§ **Given request**
Lift out all lines below that contain "detectors".

··········

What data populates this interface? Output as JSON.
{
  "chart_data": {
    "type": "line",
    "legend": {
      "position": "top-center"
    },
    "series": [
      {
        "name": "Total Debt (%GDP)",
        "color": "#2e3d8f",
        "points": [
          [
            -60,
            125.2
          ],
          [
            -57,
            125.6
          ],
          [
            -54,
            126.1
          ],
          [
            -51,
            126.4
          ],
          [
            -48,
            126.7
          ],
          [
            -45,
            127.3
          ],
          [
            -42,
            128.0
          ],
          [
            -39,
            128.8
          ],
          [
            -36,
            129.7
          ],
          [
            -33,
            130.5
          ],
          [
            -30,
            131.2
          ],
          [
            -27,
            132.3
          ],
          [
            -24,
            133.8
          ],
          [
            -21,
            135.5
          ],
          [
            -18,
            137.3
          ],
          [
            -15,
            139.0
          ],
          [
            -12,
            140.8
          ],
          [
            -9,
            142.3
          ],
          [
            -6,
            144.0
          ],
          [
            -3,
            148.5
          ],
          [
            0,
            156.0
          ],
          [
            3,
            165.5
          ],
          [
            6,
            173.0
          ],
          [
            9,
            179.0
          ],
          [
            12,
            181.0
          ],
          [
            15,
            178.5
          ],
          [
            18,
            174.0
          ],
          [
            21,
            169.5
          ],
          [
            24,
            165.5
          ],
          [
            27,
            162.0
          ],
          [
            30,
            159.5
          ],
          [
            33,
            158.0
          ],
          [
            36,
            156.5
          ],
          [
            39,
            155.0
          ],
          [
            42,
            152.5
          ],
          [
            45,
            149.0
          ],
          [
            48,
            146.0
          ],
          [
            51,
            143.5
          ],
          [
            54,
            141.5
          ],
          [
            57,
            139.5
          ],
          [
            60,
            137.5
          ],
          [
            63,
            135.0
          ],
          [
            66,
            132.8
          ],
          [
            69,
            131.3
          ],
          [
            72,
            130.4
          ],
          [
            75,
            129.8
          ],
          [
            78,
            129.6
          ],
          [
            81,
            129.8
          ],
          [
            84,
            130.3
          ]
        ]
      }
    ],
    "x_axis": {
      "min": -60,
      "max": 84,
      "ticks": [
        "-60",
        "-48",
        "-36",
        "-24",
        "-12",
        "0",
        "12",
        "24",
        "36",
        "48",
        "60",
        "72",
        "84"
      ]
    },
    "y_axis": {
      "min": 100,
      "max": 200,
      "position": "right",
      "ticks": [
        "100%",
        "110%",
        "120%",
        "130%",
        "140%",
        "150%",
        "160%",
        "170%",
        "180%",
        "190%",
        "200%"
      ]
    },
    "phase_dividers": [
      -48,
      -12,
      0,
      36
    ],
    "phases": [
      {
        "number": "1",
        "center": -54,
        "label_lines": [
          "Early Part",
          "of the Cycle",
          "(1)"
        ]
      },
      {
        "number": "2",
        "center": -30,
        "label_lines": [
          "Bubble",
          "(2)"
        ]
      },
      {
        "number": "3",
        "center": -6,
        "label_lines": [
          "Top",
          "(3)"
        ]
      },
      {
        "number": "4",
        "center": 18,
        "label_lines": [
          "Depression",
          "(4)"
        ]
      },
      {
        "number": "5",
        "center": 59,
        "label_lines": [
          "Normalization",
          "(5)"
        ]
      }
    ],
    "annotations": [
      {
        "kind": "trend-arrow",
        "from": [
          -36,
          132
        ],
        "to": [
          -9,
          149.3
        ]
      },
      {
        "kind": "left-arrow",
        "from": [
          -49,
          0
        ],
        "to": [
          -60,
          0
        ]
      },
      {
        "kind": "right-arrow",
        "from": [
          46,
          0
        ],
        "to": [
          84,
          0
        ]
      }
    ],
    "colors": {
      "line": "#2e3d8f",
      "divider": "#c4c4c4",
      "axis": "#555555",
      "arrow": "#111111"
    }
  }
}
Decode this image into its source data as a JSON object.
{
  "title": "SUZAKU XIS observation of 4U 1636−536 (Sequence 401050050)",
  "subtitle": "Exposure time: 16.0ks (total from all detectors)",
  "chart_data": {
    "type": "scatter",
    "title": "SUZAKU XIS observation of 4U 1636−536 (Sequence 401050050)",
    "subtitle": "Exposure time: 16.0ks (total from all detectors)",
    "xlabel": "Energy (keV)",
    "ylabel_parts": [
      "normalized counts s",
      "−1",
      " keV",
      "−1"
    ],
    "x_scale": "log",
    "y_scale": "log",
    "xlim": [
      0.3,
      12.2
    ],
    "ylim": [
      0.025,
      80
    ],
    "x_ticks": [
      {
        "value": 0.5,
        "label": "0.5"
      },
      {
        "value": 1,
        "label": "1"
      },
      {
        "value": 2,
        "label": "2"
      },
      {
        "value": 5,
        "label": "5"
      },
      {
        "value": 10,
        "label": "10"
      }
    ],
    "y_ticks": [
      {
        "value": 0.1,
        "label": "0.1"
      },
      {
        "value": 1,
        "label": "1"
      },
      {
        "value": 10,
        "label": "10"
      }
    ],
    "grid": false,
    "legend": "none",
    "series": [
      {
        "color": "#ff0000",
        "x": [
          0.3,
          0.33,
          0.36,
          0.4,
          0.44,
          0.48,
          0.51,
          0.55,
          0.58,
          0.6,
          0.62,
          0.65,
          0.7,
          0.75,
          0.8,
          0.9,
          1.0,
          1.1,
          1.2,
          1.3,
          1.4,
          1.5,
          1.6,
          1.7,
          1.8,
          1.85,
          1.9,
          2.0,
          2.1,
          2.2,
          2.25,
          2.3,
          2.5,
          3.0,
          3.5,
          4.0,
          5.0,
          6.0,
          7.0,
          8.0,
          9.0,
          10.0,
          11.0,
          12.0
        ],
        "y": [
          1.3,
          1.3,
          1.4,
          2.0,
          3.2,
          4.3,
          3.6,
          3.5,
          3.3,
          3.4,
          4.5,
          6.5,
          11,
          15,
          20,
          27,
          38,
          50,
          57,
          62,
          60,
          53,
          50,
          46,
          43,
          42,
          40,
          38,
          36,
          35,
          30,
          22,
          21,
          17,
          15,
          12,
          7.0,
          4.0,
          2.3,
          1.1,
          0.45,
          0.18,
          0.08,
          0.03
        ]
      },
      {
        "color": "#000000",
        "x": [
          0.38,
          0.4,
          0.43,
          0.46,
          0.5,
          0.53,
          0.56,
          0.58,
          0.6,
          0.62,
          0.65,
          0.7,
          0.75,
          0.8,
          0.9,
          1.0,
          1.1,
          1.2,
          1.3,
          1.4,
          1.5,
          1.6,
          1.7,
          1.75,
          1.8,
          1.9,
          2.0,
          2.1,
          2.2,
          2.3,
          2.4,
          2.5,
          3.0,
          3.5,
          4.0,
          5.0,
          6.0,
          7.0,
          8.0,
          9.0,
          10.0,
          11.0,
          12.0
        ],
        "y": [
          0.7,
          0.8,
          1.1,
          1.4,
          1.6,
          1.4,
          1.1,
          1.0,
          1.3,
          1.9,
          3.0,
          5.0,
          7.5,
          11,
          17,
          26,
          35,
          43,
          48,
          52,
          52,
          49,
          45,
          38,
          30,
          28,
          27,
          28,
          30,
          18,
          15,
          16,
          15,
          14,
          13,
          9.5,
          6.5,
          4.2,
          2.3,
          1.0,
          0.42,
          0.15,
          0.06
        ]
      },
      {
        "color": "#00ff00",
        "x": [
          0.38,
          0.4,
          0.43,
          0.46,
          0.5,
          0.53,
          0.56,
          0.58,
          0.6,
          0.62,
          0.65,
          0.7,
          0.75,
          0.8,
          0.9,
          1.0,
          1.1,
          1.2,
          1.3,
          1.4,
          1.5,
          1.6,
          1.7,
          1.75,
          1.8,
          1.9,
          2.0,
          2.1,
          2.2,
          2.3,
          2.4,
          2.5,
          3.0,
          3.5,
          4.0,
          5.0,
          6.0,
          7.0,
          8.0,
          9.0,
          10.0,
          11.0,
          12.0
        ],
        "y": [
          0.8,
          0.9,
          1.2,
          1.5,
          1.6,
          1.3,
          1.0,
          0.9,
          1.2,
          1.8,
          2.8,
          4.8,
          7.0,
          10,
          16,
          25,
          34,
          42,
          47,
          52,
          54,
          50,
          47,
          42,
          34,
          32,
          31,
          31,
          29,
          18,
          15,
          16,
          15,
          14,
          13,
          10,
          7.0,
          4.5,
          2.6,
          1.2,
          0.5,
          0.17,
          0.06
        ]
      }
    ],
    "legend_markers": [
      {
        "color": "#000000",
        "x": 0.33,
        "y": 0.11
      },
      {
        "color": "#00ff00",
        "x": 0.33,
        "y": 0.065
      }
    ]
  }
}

··········

§ **Task answer**
  "subtitle": "Exposure time: 16.0ks (total from all detectors)",
    "subtitle": "Exposure time: 16.0ks (total from all detectors)",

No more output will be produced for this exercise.